REQUIREMENT —
Repeat the lines of the listing below exactly, starting at the line that contains "What's the underlying" and running through the last line, both included, and only those.
* BEGIN RECORDS FOR THIS EXERCISE *
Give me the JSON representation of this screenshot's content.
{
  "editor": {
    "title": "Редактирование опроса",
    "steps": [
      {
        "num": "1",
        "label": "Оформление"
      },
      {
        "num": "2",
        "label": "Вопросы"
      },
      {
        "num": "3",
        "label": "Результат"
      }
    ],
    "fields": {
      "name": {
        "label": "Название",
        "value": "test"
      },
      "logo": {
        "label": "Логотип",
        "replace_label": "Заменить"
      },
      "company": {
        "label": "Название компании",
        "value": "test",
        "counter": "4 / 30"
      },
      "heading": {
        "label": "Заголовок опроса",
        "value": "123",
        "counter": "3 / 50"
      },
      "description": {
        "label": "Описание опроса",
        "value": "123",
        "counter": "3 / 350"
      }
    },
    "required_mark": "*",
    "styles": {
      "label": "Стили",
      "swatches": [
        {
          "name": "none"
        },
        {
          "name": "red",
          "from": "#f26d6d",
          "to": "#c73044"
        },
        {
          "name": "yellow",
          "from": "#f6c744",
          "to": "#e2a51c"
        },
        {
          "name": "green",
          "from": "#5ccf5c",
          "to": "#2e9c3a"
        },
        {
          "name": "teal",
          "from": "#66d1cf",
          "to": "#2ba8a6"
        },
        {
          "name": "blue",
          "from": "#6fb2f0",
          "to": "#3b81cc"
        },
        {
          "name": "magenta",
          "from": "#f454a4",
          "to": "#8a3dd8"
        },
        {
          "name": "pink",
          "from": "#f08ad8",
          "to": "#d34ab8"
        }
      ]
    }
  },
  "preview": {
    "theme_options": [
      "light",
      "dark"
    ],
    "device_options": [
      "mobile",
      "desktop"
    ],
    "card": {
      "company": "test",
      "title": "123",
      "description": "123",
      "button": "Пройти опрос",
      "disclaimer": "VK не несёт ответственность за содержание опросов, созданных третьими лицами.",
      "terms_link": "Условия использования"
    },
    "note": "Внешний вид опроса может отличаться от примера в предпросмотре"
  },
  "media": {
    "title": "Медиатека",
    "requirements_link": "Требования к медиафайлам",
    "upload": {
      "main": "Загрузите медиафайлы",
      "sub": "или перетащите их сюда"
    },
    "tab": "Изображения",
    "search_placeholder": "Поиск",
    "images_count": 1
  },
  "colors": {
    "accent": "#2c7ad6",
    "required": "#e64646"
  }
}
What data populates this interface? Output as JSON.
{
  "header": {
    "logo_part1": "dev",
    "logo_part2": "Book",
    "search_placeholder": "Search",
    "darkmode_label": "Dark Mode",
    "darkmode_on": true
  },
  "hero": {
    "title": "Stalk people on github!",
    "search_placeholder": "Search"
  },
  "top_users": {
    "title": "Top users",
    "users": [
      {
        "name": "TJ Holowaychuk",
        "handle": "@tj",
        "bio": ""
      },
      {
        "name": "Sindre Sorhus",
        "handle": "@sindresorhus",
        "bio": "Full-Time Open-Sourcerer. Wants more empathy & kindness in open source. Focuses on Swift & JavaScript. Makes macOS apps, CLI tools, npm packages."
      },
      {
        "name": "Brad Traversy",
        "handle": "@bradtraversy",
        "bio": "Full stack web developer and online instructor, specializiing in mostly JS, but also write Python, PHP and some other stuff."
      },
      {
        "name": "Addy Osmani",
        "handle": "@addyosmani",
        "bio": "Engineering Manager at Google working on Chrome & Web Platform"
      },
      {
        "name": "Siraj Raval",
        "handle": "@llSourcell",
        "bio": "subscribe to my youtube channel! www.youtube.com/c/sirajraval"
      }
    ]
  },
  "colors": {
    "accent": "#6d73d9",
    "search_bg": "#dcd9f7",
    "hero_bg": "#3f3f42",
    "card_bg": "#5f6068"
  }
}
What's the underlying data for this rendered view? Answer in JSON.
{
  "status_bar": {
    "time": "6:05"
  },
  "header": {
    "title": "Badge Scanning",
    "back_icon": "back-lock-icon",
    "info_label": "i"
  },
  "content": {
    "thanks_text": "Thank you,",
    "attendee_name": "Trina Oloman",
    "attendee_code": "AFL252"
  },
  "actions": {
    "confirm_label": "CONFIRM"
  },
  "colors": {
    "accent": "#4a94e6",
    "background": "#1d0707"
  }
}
* END RECORDS FOR THIS EXERCISE *
THE COMPLETED TASK —
What's the underlying data for this rendered view? Answer in JSON.
{
  "status_bar": {
    "time": "6:05"
  },
  "header": {
    "title": "Badge Scanning",
    "back_icon": "back-lock-icon",
    "info_label": "i"
  },
  "content": {
    "thanks_text": "Thank you,",
    "attendee_name": "Trina Oloman",
    "attendee_code": "AFL252"
  },
  "actions": {
    "confirm_label": "CONFIRM"
  },
  "colors": {
    "accent": "#4a94e6",
    "background": "#1d0707"
  }
}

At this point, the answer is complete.